選定抜粋:
それ故所論は、その前提において既に失当である。
 同第二点について。
 原判決は本件恐喝の動機、態様等について詳細判示した後、本件は「要するに博
徒の集団を背景とし、事の理非曲直を正当な手段によつて明らかにしようとはせず、
ただ自己の勢力や面目にかけても相手方をくじこうとし、そのため暴力手段に訴え
ることを辞しない犯行であり、民主社会の建設に背くこと甚だしいものがある。し
かも被告人の地位閲歴等は原審相被告人Bの如き若輩と比較にならぬほどその社会
における上位者であり、ひつきようBの担当した役割と被告人がこれに加功した程
度とをひきくらべてみて被告人の犯情軽いとはいえないものが認められ」と判示し
ているのであつて、その趣意とするところは、本件犯行における被告人Aの役割の
重要性を強調しひいて同被告人の本件犯罪の情状は軽いものとは認められないとい
うに帰するのであつて、所論のように、同被告人がC一家の総長であることをとら
え、単にそのことの故にこれを判決の前提又は背景とするとか或は抽象的に犯人の
地位閲歴の差異により犯人を区別し同被告人を若輩者たる一審相被告人Bとは量刑
上その処遇を差別すべきであるなどとの趣旨は少しも判示していないのであるから、
所論憲法違反の主張、判例違反の主張はいずれもその前提において失当であつて、
採るを得ない。

課題 A: 抜粋によれば、所論の憲法違反の主張と判例違反の主張は、最終的にどのように判断されていますか。
抜粋と一覧は、それぞれ別の出典から採られています。

入力一覧:
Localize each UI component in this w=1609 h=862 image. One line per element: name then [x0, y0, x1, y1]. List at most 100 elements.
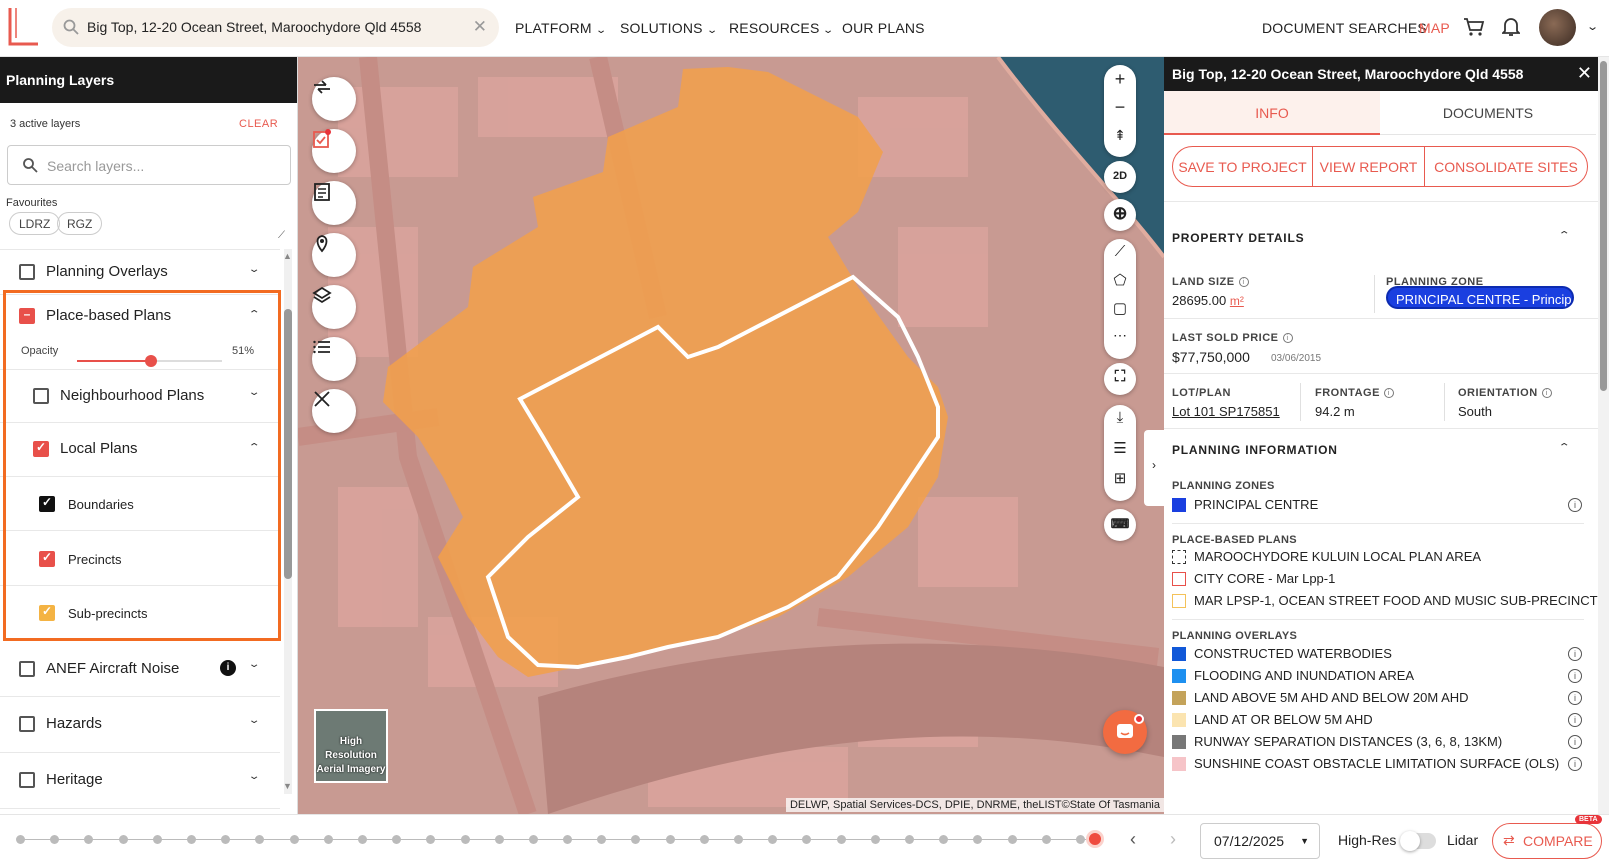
- more-icon[interactable]: ⋯: [1104, 327, 1136, 344]
- info-icon[interactable]: i: [220, 660, 236, 676]
- nav-solutions[interactable]: SOLUTIONS ⌄: [620, 20, 718, 36]
- legend-row[interactable]: FLOODING AND INUNDATION AREA i: [1172, 666, 1586, 686]
- legend-row[interactable]: PRINCIPAL CENTRE i: [1172, 495, 1586, 515]
- nav-document-searches[interactable]: DOCUMENT SEARCHES: [1262, 20, 1427, 36]
- chevron-down-icon[interactable]: ⌄: [248, 771, 261, 782]
- cart-icon[interactable]: [1463, 17, 1485, 37]
- timeline-tick[interactable]: [1041, 835, 1051, 844]
- timeline-tick[interactable]: [665, 835, 675, 844]
- timeline-tick[interactable]: [768, 835, 778, 844]
- planning-zone-badge[interactable]: PRINCIPAL CENTRE - Principal Centre Zone: [1386, 286, 1574, 309]
- scrollbar-thumb[interactable]: [284, 309, 292, 579]
- address-search-bar[interactable]: Big Top, 12-20 Ocean Street, Maroochydor…: [52, 8, 499, 47]
- chevron-up-icon[interactable]: ⌄: [1558, 440, 1571, 451]
- timeline-tick[interactable]: [118, 835, 128, 844]
- clipboard-button[interactable]: [312, 181, 356, 225]
- timeline-tick[interactable]: [973, 835, 983, 844]
- scrollbar[interactable]: [1598, 57, 1609, 814]
- measure-tools-button[interactable]: [312, 389, 356, 433]
- polygon-draw-icon[interactable]: ⬠: [1104, 271, 1136, 289]
- sliders-icon[interactable]: ☰: [1104, 439, 1136, 457]
- info-icon[interactable]: i: [1238, 277, 1249, 288]
- tab-documents[interactable]: DOCUMENTS: [1380, 91, 1596, 135]
- consolidate-sites-button[interactable]: CONSOLIDATE SITES: [1425, 147, 1587, 186]
- high-resolution-imagery-toggle[interactable]: High Resolution Aerial Imagery: [314, 709, 388, 783]
- legend-row[interactable]: SUNSHINE COAST OBSTACLE LIMITATION SURFA…: [1172, 754, 1586, 774]
- rectangle-draw-icon[interactable]: ▢: [1104, 299, 1136, 317]
- timeline-tick[interactable]: [870, 835, 880, 844]
- timeline-tick[interactable]: [563, 835, 573, 844]
- timeline-tick[interactable]: [84, 835, 94, 844]
- date-select[interactable]: 07/12/2025 ▼: [1200, 823, 1320, 859]
- timeline-tick[interactable]: [699, 835, 709, 844]
- 2d-toggle-button[interactable]: 2D: [1104, 161, 1136, 193]
- info-icon[interactable]: i: [1541, 388, 1552, 399]
- timeline-tick[interactable]: [392, 835, 402, 844]
- legend-row[interactable]: CONSTRUCTED WATERBODIES i: [1172, 644, 1586, 664]
- chevron-down-icon[interactable]: ⌄: [248, 659, 261, 670]
- timeline-tick[interactable]: [255, 835, 265, 844]
- timeline-tick[interactable]: [16, 835, 25, 844]
- scroll-down-icon[interactable]: ▼: [283, 781, 292, 791]
- layer-group-heritage[interactable]: Heritage ⌄: [0, 754, 280, 809]
- info-icon[interactable]: i: [1568, 498, 1582, 512]
- keyboard-icon[interactable]: ⌨: [1104, 509, 1136, 541]
- info-icon[interactable]: i: [1568, 713, 1582, 727]
- brand-logo[interactable]: [6, 6, 40, 46]
- map-view[interactable]: High Resolution Aerial Imagery + − ⇞ 2D …: [298, 57, 1164, 814]
- nav-our-plans[interactable]: OUR PLANS: [842, 20, 925, 36]
- info-icon[interactable]: i: [1568, 735, 1582, 749]
- download-icon[interactable]: ⤓: [1104, 409, 1136, 426]
- bell-icon[interactable]: [1502, 17, 1520, 37]
- chevron-down-icon[interactable]: ⌄: [248, 715, 261, 726]
- timeline-tick[interactable]: [836, 835, 846, 844]
- next-date-icon[interactable]: ›: [1170, 829, 1176, 850]
- legend-row[interactable]: MAR LPSP-1, OCEAN STREET FOOD AND MUSIC …: [1172, 591, 1598, 611]
- chevron-down-icon[interactable]: ⌄: [1586, 20, 1599, 33]
- user-avatar[interactable]: [1539, 9, 1576, 46]
- timeline-tick[interactable]: [1076, 835, 1085, 844]
- swap-arrows-button[interactable]: [312, 77, 356, 121]
- lot-plan-link[interactable]: Lot 101 SP175851: [1172, 404, 1280, 419]
- chevron-down-icon[interactable]: ⌄: [248, 264, 261, 275]
- checkbox[interactable]: [19, 716, 35, 732]
- tab-info[interactable]: INFO: [1164, 91, 1380, 135]
- timeline-tick[interactable]: [939, 835, 949, 844]
- scrollbar[interactable]: ▲ ▼: [283, 249, 292, 794]
- legend-row[interactable]: LAND ABOVE 5M AHD AND BELOW 20M AHD i: [1172, 688, 1586, 708]
- timeline-tick[interactable]: [802, 835, 812, 844]
- timeline-tick[interactable]: [460, 835, 470, 844]
- timeline-tick[interactable]: [631, 835, 641, 844]
- favourite-chip[interactable]: LDRZ: [9, 212, 61, 235]
- nav-platform[interactable]: PLATFORM ⌄: [515, 20, 607, 36]
- view-report-button[interactable]: VIEW REPORT: [1313, 147, 1425, 186]
- timeline-tick[interactable]: [50, 835, 60, 844]
- location-pin-button[interactable]: [312, 233, 356, 277]
- info-icon[interactable]: i: [1568, 669, 1582, 683]
- timeline-handle[interactable]: [1086, 830, 1104, 848]
- info-icon[interactable]: i: [1383, 388, 1394, 399]
- high-res-lidar-toggle[interactable]: [1400, 831, 1436, 851]
- line-draw-icon[interactable]: ⟋: [1104, 243, 1136, 260]
- checklist-button[interactable]: [312, 129, 356, 173]
- expand-panel-icon[interactable]: ›: [1144, 430, 1164, 506]
- zoom-in-icon[interactable]: +: [1104, 69, 1136, 90]
- map-canvas[interactable]: [298, 57, 1164, 814]
- timeline-tick[interactable]: [426, 835, 436, 844]
- list-button[interactable]: [312, 337, 356, 381]
- layer-search-input[interactable]: Search layers...: [7, 145, 291, 185]
- info-icon[interactable]: i: [1282, 333, 1293, 344]
- info-icon[interactable]: i: [1568, 691, 1582, 705]
- compass-icon[interactable]: ⇞: [1104, 127, 1136, 144]
- previous-date-icon[interactable]: ‹: [1130, 829, 1136, 850]
- timeline-tick[interactable]: [528, 835, 538, 844]
- zoom-out-icon[interactable]: −: [1104, 97, 1136, 118]
- layer-group-anef-aircraft-noise[interactable]: ANEF Aircraft Noise i ⌄: [0, 642, 280, 697]
- selection-icon[interactable]: ⛶: [1104, 363, 1136, 395]
- chevron-up-icon[interactable]: ⌄: [1558, 228, 1571, 239]
- layers-button[interactable]: [312, 285, 356, 329]
- timeline-tick[interactable]: [1007, 835, 1017, 844]
- layer-group-planning-overlays[interactable]: Planning Overlays ⌄: [0, 250, 280, 295]
- scroll-up-icon[interactable]: ▲: [283, 251, 292, 261]
- locate-icon[interactable]: ⊕: [1104, 199, 1136, 231]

課題 B: 一覧のうち、「- more-icon[interactable]: ⋯: [1104, 327, 1136, 344]」を含む行から「- timeline-tick[interactable]: [118, 835, 128, 844]」を含む行までを、両端の行も含めてそのまま書き写してください。

解答 A: いずれもその前提において失当であり、採るを得ないと判断されています。

解答 B:
- more-icon[interactable]: ⋯: [1104, 327, 1136, 344]
- info-icon[interactable]: i: [220, 660, 236, 676]
- nav-solutions[interactable]: SOLUTIONS ⌄: [620, 20, 718, 36]
- legend-row[interactable]: FLOODING AND INUNDATION AREA i: [1172, 666, 1586, 686]
- legend-row[interactable]: PRINCIPAL CENTRE i: [1172, 495, 1586, 515]
- nav-document-searches[interactable]: DOCUMENT SEARCHES: [1262, 20, 1427, 36]
- chevron-down-icon[interactable]: ⌄: [248, 771, 261, 782]
- cart-icon[interactable]: [1463, 17, 1485, 37]
- timeline-tick[interactable]: [1041, 835, 1051, 844]
- timeline-tick[interactable]: [665, 835, 675, 844]
- timeline-tick[interactable]: [768, 835, 778, 844]
- planning-zone-badge[interactable]: PRINCIPAL CENTRE - Principal Centre Zone: [1386, 286, 1574, 309]
- scrollbar-thumb[interactable]: [284, 309, 292, 579]
- address-search-bar[interactable]: Big Top, 12-20 Ocean Street, Maroochydor…: [52, 8, 499, 47]
- chevron-up-icon[interactable]: ⌄: [1558, 440, 1571, 451]
- timeline-tick[interactable]: [118, 835, 128, 844]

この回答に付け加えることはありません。